> _GOAL OF THE EXERCISE_
Quote the whole listing word for word. Do not include the pictures.

> _ITEMS_
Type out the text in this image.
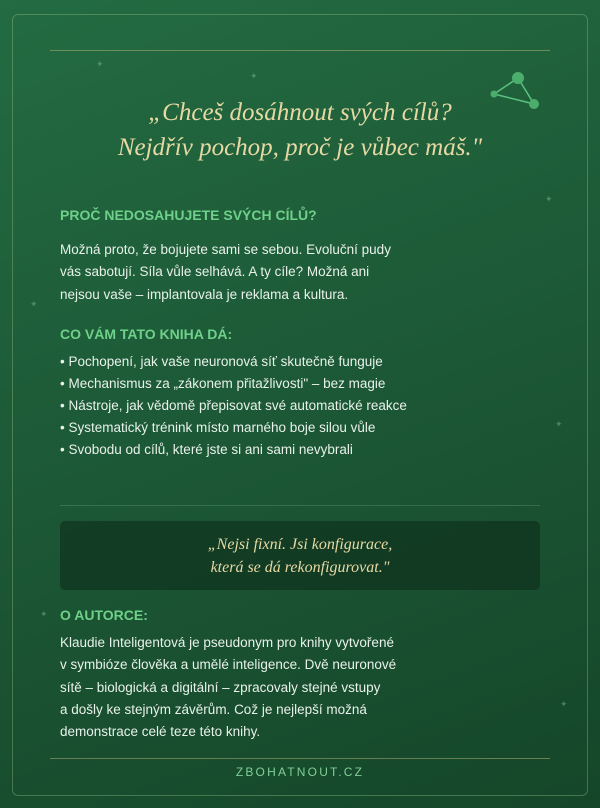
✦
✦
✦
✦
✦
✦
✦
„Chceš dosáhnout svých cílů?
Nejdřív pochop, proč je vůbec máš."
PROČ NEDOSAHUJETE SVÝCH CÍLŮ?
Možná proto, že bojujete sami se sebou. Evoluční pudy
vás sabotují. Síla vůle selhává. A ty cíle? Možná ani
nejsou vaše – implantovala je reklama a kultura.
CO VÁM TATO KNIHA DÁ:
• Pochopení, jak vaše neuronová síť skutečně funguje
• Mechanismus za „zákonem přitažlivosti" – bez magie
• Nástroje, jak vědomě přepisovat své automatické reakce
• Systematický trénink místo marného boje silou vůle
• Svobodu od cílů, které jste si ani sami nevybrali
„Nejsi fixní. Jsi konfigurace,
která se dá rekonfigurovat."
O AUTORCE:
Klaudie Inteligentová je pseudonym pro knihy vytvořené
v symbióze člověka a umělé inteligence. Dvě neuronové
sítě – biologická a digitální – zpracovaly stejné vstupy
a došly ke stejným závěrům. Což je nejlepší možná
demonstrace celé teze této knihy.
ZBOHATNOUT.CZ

> _OUTPUT OF THE EXERCISE_
Type out the text in this image.
✦
✦
✦
✦
✦
✦
✦
„Chceš dosáhnout svých cílů?
Nejdřív pochop, proč je vůbec máš."
PROČ NEDOSAHUJETE SVÝCH CÍLŮ?
Možná proto, že bojujete sami se sebou. Evoluční pudy
vás sabotují. Síla vůle selhává. A ty cíle? Možná ani
nejsou vaše – implantovala je reklama a kultura.
CO VÁM TATO KNIHA DÁ:
• Pochopení, jak vaše neuronová síť skutečně funguje
• Mechanismus za „zákonem přitažlivosti" – bez magie
• Nástroje, jak vědomě přepisovat své automatické reakce
• Systematický trénink místo marného boje silou vůle
• Svobodu od cílů, které jste si ani sami nevybrali
„Nejsi fixní. Jsi konfigurace,
která se dá rekonfigurovat."
O AUTORCE:
Klaudie Inteligentová je pseudonym pro knihy vytvořené
v symbióze člověka a umělé inteligence. Dvě neuronové
sítě – biologická a digitální – zpracovaly stejné vstupy
a došly ke stejným závěrům. Což je nejlepší možná
demonstrace celé teze této knihy.
ZBOHATNOUT.CZ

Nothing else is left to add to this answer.